Your task »
Find each line containing the string "name" and return it.

Extracted records »
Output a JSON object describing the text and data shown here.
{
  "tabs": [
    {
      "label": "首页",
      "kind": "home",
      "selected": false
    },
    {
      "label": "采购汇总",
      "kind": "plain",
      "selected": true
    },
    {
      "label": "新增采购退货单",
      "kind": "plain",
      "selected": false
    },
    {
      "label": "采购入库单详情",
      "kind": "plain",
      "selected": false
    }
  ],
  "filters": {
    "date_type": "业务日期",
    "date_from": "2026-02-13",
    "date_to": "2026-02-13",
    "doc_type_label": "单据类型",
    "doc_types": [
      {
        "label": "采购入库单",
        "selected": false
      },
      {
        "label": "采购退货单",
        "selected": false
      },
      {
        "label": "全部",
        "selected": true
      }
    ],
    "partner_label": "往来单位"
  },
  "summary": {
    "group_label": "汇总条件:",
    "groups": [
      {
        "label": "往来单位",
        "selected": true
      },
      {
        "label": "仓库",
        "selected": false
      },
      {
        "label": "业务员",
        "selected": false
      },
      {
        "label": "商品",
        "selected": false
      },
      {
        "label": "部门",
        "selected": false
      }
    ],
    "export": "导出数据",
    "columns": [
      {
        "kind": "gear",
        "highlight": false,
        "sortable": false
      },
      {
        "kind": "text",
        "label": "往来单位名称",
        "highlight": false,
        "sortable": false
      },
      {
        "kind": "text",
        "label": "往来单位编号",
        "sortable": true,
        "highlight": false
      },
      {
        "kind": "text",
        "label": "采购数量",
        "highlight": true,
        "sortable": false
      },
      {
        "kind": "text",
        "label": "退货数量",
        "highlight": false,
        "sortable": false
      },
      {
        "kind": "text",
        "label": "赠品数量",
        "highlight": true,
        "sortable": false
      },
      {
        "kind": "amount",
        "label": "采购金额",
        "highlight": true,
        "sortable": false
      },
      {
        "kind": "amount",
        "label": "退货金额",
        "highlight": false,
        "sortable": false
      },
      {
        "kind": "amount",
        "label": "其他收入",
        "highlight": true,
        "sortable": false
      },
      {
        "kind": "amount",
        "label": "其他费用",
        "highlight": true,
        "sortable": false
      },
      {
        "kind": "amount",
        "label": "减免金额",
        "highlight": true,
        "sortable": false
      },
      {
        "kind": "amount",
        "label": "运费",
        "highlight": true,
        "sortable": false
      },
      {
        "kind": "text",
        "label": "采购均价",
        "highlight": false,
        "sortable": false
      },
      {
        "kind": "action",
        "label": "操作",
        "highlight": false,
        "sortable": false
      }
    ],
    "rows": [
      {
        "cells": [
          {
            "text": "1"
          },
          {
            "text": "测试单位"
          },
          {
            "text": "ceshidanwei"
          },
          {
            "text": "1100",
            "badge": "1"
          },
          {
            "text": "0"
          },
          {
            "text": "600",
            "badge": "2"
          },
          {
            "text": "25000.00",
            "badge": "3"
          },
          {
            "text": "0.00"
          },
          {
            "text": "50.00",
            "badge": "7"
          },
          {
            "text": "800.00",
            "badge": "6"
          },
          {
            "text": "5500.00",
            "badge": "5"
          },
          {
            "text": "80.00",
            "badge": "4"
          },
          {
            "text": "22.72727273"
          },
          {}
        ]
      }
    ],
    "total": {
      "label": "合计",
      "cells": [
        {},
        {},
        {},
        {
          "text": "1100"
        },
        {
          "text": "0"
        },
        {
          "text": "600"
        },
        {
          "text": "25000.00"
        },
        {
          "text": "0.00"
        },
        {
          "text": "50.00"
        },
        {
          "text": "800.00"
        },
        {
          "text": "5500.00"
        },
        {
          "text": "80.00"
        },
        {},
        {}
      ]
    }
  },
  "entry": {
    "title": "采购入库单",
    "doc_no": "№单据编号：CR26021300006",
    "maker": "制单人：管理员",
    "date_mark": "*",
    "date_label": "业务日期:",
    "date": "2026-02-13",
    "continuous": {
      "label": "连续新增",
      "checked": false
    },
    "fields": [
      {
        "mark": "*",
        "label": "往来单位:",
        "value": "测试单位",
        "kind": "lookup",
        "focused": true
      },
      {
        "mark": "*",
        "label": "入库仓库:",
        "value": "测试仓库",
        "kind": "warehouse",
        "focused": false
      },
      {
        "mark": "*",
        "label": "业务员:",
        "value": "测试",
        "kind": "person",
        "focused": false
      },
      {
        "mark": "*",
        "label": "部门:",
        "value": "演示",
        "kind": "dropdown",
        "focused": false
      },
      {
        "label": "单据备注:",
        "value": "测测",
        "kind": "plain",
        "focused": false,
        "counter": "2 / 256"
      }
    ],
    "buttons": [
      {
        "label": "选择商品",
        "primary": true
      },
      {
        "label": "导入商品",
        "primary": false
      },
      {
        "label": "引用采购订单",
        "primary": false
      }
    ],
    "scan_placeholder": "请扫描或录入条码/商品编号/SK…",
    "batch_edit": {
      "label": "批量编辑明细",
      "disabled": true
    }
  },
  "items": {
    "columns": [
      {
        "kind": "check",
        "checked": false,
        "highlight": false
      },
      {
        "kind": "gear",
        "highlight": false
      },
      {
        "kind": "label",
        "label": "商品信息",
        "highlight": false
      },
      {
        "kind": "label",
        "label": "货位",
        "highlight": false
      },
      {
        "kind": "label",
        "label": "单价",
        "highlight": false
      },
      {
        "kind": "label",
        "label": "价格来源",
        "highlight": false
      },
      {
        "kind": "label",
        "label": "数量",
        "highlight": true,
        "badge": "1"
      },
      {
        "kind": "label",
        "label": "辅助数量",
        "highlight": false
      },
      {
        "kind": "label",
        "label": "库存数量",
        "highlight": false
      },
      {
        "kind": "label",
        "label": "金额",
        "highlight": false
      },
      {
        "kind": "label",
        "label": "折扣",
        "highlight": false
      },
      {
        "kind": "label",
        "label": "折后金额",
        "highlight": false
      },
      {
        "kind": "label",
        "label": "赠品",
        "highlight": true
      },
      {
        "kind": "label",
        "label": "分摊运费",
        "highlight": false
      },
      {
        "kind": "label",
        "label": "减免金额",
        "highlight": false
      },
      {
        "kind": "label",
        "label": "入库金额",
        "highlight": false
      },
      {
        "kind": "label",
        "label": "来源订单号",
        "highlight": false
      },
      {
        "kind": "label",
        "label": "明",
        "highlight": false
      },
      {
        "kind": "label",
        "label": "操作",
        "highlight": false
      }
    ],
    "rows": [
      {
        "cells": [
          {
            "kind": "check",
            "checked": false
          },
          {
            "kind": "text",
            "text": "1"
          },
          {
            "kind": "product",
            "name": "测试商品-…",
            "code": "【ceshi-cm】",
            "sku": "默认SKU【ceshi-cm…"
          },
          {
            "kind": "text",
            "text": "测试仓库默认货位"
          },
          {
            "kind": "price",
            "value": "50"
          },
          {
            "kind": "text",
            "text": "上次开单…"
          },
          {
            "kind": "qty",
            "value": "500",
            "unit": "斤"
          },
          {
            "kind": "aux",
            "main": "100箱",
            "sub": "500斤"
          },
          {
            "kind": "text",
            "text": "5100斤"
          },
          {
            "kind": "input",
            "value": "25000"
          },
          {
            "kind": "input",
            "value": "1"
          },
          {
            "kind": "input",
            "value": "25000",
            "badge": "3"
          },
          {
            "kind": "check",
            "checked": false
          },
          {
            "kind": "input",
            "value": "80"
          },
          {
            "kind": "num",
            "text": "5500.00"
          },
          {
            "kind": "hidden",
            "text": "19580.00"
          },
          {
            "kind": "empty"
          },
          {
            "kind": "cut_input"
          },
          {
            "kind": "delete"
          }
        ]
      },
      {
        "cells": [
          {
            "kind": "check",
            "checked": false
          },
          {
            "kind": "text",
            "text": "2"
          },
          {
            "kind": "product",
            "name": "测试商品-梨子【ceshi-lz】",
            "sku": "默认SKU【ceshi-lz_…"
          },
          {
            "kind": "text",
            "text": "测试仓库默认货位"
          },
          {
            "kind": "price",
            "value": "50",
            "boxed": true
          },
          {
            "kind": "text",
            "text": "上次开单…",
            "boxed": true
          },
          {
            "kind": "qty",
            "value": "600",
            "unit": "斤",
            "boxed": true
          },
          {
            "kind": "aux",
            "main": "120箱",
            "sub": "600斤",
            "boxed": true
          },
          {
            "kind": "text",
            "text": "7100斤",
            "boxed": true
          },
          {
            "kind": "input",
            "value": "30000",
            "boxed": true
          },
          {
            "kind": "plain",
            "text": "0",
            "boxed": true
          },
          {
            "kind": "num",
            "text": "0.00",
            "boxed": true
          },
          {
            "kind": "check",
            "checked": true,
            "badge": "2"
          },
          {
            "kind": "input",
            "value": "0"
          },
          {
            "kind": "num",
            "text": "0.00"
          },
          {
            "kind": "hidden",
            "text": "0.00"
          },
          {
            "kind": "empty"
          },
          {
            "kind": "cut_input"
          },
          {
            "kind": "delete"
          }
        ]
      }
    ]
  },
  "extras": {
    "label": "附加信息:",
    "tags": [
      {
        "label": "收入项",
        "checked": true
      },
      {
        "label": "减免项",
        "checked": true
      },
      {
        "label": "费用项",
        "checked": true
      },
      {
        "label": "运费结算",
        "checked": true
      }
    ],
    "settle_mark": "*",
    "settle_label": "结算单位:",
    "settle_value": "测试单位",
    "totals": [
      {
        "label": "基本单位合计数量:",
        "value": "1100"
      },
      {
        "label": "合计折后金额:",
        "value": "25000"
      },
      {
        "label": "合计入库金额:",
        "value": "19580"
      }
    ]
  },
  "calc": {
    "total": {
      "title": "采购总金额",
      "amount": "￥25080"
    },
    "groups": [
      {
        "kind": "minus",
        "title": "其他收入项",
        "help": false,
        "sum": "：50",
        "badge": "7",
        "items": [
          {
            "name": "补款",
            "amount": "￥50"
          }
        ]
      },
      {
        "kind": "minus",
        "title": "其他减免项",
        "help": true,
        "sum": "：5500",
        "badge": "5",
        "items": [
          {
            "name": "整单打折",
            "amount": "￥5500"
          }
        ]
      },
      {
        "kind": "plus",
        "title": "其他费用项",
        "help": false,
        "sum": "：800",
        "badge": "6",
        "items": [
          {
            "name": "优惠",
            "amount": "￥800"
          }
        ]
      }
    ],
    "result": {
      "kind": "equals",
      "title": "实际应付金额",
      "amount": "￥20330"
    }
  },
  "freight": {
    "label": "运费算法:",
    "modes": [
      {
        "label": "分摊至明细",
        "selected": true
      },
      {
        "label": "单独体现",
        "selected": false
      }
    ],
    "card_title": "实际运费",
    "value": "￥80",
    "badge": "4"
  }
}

Exercise solution »
            "name": "测试商品-…",
            "name": "测试商品-梨子【ceshi-lz】",
            "name": "补款",
            "name": "整单打折",
            "name": "优惠",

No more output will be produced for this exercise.